Chart and figure data:
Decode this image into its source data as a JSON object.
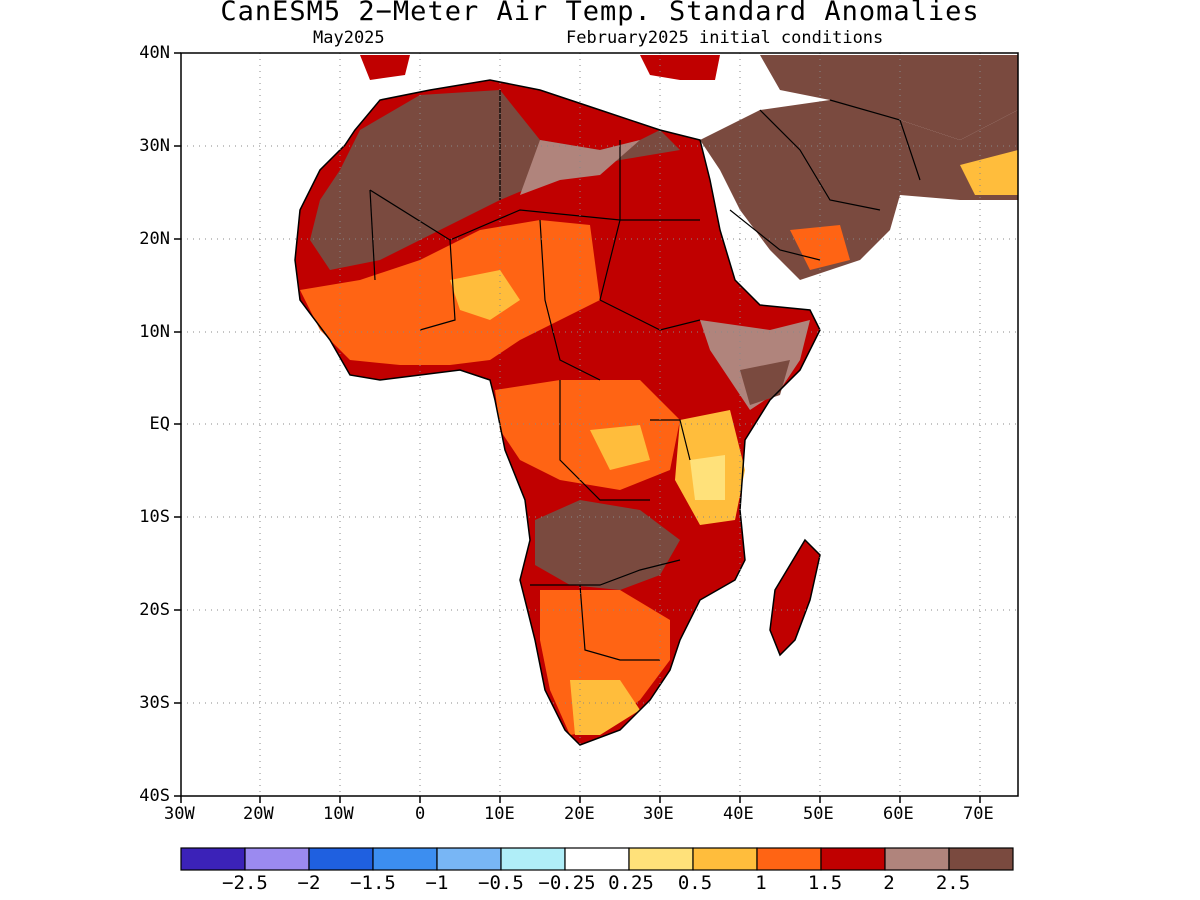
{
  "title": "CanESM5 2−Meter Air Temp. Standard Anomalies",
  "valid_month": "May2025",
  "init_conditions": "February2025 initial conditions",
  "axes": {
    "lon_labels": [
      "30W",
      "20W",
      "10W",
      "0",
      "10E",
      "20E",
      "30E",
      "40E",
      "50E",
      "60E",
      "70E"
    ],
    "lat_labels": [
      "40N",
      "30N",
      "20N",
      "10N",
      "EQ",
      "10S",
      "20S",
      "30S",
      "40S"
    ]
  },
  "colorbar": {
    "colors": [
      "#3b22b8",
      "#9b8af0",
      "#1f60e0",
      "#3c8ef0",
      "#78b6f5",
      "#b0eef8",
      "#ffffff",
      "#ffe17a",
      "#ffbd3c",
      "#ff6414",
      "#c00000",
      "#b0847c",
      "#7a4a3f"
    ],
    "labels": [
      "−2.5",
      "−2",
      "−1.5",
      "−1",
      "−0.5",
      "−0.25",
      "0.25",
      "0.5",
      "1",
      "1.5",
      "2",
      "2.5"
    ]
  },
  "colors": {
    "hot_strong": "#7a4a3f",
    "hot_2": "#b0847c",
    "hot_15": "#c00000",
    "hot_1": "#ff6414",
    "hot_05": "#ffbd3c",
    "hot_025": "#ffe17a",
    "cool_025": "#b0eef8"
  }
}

...

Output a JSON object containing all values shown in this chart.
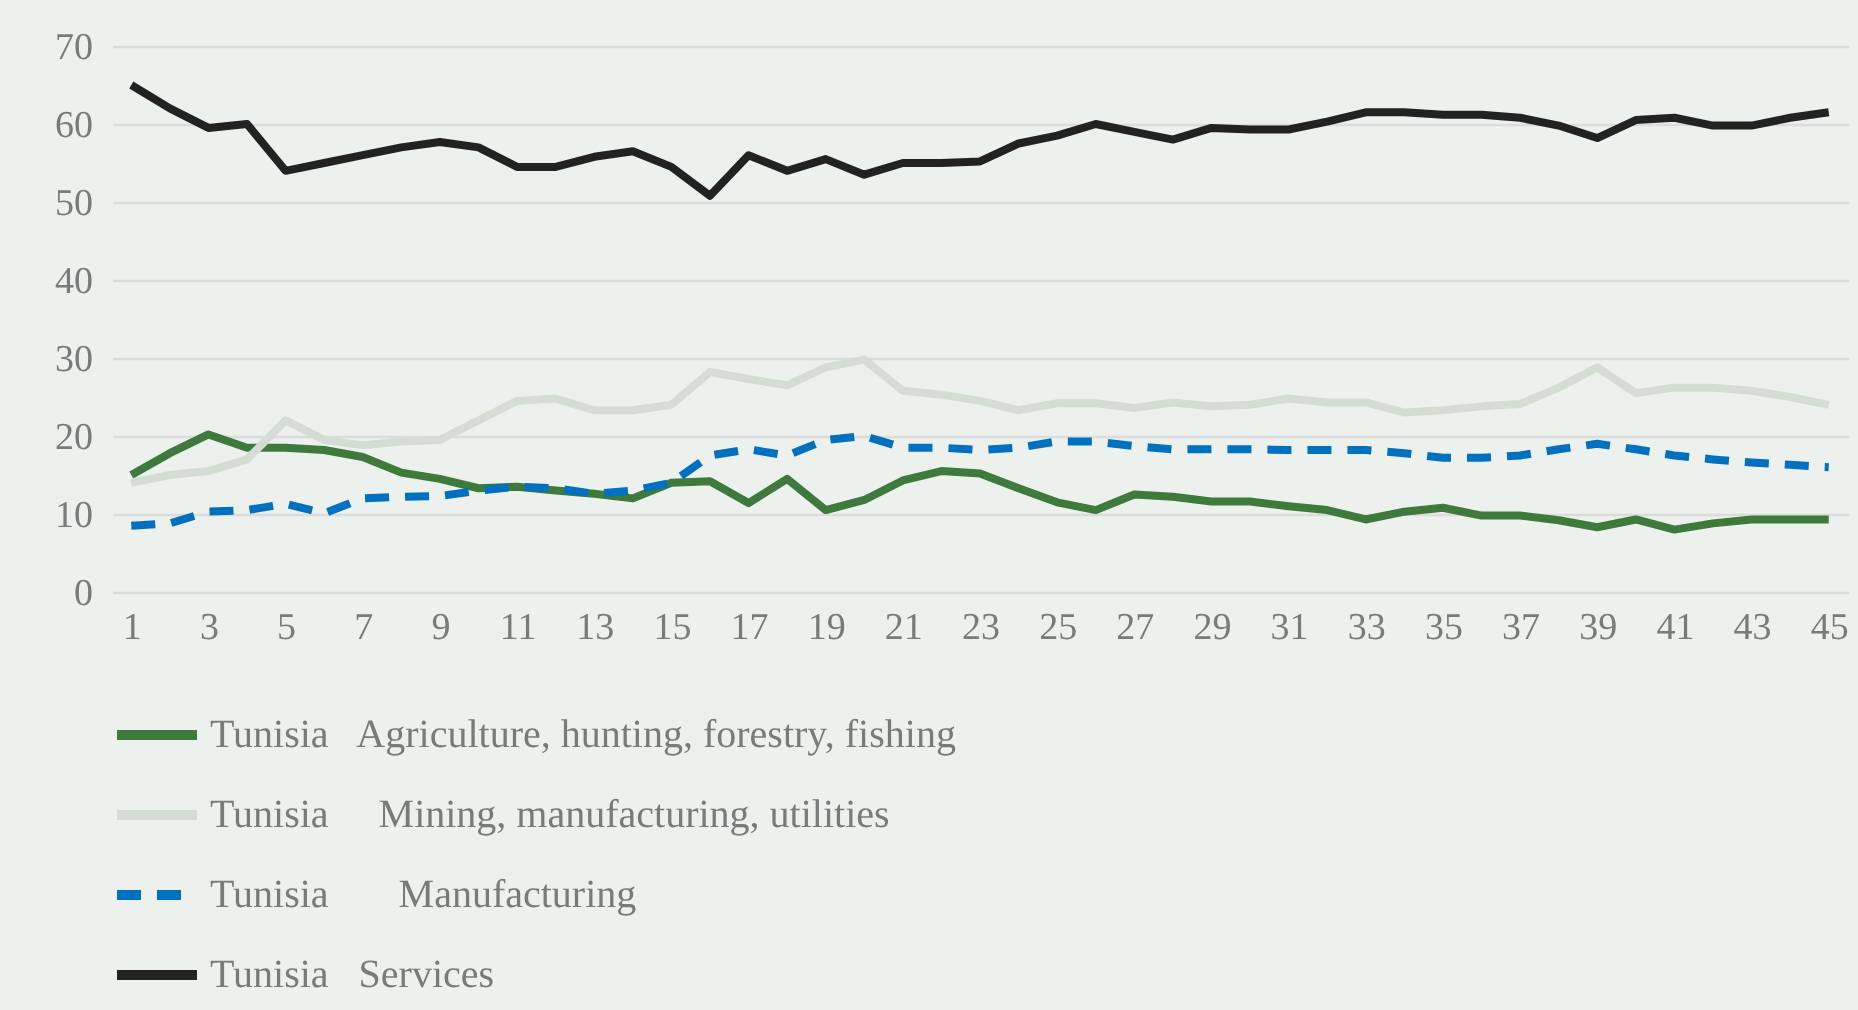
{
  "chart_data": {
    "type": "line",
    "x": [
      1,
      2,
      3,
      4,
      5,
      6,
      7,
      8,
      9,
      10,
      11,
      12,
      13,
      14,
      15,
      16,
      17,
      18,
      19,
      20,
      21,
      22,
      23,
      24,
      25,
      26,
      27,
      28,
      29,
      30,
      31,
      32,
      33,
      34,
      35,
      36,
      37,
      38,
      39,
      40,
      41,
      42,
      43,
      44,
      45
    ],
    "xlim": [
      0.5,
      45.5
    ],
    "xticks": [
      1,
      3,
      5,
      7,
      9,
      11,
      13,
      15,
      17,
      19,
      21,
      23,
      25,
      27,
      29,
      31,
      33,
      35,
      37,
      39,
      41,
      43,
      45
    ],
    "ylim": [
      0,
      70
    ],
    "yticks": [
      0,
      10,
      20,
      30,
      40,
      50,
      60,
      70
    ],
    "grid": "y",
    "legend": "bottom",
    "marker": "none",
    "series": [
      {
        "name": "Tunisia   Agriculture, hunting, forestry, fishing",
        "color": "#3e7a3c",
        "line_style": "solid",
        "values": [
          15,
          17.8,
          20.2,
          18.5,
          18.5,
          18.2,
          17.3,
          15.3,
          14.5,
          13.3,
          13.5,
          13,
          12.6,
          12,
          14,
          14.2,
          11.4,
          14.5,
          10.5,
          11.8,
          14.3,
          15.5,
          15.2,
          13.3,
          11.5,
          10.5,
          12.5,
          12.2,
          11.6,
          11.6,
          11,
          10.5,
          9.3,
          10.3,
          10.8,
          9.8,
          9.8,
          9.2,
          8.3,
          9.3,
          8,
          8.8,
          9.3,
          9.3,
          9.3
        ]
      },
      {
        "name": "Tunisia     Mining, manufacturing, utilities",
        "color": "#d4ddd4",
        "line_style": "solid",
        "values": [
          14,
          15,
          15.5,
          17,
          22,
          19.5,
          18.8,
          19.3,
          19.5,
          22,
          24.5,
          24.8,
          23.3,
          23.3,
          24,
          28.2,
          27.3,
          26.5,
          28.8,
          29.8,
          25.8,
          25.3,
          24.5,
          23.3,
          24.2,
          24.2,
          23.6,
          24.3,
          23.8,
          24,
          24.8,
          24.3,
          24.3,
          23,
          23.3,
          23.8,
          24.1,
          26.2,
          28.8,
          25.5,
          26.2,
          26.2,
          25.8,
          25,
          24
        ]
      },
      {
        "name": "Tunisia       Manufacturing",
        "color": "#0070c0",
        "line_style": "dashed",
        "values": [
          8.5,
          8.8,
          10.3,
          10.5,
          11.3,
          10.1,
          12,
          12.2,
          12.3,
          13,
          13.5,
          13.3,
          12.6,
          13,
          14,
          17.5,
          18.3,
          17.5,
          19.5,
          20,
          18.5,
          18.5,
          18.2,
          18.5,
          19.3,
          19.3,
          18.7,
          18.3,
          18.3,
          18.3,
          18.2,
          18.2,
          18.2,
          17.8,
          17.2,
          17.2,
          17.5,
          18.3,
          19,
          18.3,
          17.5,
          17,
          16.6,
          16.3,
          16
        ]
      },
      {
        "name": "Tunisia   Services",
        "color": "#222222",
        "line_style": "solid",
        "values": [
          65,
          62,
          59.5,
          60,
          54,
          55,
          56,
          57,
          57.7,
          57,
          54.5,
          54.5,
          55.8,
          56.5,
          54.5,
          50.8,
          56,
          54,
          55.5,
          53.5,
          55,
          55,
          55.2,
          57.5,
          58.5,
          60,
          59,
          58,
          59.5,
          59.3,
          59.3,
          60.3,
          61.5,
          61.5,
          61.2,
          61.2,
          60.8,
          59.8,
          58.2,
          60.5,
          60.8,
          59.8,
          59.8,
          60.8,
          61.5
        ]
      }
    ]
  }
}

Written request »
Show each line of the listing that holds the string "object".

Task output »
Decode this image into its source data as a JSON object.
Output a JSON object containing all values shown in this chart.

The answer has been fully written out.